→ Short task
In the passage below about forming notches for wire stripping, what does the contact detecting section use to detect contact between the outermost conductor and the cutter blade?

→ Passage given

┄┄┄┄┄┄

In order to achieve the above-mentioned objective, the present invention also provides a method for forming a notch for stripping including: a preparation step of placing the coated electric wire in the device as described above and positioning the cutter blade in an initial position by means of the device, wherein the initial position is spaced away from the outer circumferential surface in the intersection direction; a first notch forming step of moving the cutter blade until the contact between the outermost conductor and the cutter blade is detected by the contact detecting section based on the variable capacitance; upon detecting the contact by the contact detecting section during movement of the cutter blade according to the first notch forming step, a second notch forming step of adjusting the position of the cutter blade in the intersection direction and positioning the cutter blade to a position corresponding to the notch depth for forming one or more notches therein; and a rotation step of rotating the one or more mechanism parts around the electric wire axis and thus extending the one or more notches in the direction around the electric wire axis in the state of the one or more mechanism parts which have formed the one or more notches in the coated electric wire, which makes the stripped region corresponding to the notch depth removable.
With the device and method for forming a notch for stripping, it is possible to improve the accuracy for notch forming in the case of forming a notch in a thick electric wire and/or a coated electric wire wound around a bobbin for storage.
Hereinafter, embodiments of a device and a method for forming a notch for stripping will be described.

┄┄┄┄┄┄

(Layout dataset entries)
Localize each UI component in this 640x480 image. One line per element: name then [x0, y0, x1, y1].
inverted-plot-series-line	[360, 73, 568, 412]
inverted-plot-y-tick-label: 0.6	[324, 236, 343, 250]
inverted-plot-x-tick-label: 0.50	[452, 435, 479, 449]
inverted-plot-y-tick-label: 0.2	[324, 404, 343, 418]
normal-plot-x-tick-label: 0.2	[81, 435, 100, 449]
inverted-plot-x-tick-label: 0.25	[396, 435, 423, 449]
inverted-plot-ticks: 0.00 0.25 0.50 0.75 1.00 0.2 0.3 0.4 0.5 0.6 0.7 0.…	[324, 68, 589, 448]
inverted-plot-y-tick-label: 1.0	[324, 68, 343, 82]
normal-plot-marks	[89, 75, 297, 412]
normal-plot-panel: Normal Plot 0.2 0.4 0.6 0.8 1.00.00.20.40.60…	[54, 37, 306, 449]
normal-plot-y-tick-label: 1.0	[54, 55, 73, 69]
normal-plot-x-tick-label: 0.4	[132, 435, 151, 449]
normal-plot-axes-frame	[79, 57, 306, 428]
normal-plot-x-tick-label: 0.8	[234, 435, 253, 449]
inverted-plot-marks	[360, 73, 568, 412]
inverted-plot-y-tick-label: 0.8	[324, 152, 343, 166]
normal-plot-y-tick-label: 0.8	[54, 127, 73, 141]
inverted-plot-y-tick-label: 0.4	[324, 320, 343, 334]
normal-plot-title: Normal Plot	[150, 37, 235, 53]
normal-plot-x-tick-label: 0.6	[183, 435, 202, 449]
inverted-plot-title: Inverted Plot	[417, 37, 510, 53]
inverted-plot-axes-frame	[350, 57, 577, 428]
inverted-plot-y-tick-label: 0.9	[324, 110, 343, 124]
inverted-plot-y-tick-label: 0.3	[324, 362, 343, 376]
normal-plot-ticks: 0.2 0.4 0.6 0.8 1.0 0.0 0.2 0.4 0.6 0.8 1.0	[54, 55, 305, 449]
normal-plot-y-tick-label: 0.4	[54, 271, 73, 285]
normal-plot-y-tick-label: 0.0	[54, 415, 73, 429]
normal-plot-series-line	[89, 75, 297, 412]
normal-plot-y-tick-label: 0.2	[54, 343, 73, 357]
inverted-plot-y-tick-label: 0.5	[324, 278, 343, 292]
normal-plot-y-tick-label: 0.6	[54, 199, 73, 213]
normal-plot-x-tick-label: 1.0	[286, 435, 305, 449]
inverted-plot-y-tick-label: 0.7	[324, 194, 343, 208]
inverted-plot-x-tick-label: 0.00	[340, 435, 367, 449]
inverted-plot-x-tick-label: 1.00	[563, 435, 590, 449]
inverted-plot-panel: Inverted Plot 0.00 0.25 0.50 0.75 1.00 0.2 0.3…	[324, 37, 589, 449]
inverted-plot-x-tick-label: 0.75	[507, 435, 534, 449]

┄┄┄┄┄┄

→ Full output
The variable capacitance.